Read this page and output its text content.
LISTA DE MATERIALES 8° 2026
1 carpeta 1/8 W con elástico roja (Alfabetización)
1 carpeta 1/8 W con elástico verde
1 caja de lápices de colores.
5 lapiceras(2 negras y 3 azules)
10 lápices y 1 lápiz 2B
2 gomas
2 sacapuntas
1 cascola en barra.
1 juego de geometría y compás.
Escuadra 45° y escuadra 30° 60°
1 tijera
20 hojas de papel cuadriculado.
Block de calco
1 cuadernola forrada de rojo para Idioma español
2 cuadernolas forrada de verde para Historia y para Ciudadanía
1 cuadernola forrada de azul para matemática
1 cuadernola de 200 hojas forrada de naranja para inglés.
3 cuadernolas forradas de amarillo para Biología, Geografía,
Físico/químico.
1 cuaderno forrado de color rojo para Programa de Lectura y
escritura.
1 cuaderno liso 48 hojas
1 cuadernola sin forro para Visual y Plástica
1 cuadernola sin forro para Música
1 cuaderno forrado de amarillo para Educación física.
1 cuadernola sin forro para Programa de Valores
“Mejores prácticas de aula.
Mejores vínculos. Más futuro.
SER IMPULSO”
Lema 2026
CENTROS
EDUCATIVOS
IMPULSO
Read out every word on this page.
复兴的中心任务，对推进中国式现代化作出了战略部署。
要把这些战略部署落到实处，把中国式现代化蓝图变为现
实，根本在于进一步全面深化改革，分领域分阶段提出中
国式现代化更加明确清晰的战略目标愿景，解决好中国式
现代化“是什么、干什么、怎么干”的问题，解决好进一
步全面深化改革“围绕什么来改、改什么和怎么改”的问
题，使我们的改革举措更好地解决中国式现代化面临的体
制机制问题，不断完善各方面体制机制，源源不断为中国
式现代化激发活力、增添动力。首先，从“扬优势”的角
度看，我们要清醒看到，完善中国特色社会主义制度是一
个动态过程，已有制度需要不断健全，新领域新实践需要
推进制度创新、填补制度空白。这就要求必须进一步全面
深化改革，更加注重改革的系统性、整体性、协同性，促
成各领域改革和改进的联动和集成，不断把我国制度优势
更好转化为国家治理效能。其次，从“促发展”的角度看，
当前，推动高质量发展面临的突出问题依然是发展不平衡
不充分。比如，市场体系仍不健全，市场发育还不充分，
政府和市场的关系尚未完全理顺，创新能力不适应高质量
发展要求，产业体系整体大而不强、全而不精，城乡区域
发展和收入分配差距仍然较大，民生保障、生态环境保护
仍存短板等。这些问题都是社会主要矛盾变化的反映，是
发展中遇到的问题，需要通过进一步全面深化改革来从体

• Task requirements: Repeat each record in full; every line must match exactly.

• Written response:
Read this page and output its text content.
LISTA DE MATERIALES 8° 2026
1 carpeta 1/8 W con elástico roja (Alfabetización)
1 carpeta 1/8 W con elástico verde
1 caja de lápices de colores.
5 lapiceras(2 negras y 3 azules)
10 lápices y 1 lápiz 2B
2 gomas
2 sacapuntas
1 cascola en barra.
1 juego de geometría y compás.
Escuadra 45° y escuadra 30° 60°
1 tijera
20 hojas de papel cuadriculado.
Block de calco
1 cuadernola forrada de rojo para Idioma español
2 cuadernolas forrada de verde para Historia y para Ciudadanía
1 cuadernola forrada de azul para matemática
1 cuadernola de 200 hojas forrada de naranja para inglés.
3 cuadernolas forradas de amarillo para Biología, Geografía,
Físico/químico.
1 cuaderno forrado de color rojo para Programa de Lectura y
escritura.
1 cuaderno liso 48 hojas
1 cuadernola sin forro para Visual y Plástica
1 cuadernola sin forro para Música
1 cuaderno forrado de amarillo para Educación física.
1 cuadernola sin forro para Programa de Valores
“Mejores prácticas de aula.
Mejores vínculos. Más futuro.
SER IMPULSO”
Lema 2026
CENTROS
EDUCATIVOS
IMPULSO
Read out every word on this page.
复兴的中心任务，对推进中国式现代化作出了战略部署。
要把这些战略部署落到实处，把中国式现代化蓝图变为现
实，根本在于进一步全面深化改革，分领域分阶段提出中
国式现代化更加明确清晰的战略目标愿景，解决好中国式
现代化“是什么、干什么、怎么干”的问题，解决好进一
步全面深化改革“围绕什么来改、改什么和怎么改”的问
题，使我们的改革举措更好地解决中国式现代化面临的体
制机制问题，不断完善各方面体制机制，源源不断为中国
式现代化激发活力、增添动力。首先，从“扬优势”的角
度看，我们要清醒看到，完善中国特色社会主义制度是一
个动态过程，已有制度需要不断健全，新领域新实践需要
推进制度创新、填补制度空白。这就要求必须进一步全面
深化改革，更加注重改革的系统性、整体性、协同性，促
成各领域改革和改进的联动和集成，不断把我国制度优势
更好转化为国家治理效能。其次，从“促发展”的角度看，
当前，推动高质量发展面临的突出问题依然是发展不平衡
不充分。比如，市场体系仍不健全，市场发育还不充分，
政府和市场的关系尚未完全理顺，创新能力不适应高质量
发展要求，产业体系整体大而不强、全而不精，城乡区域
发展和收入分配差距仍然较大，民生保障、生态环境保护
仍存短板等。这些问题都是社会主要矛盾变化的反映，是
发展中遇到的问题，需要通过进一步全面深化改革来从体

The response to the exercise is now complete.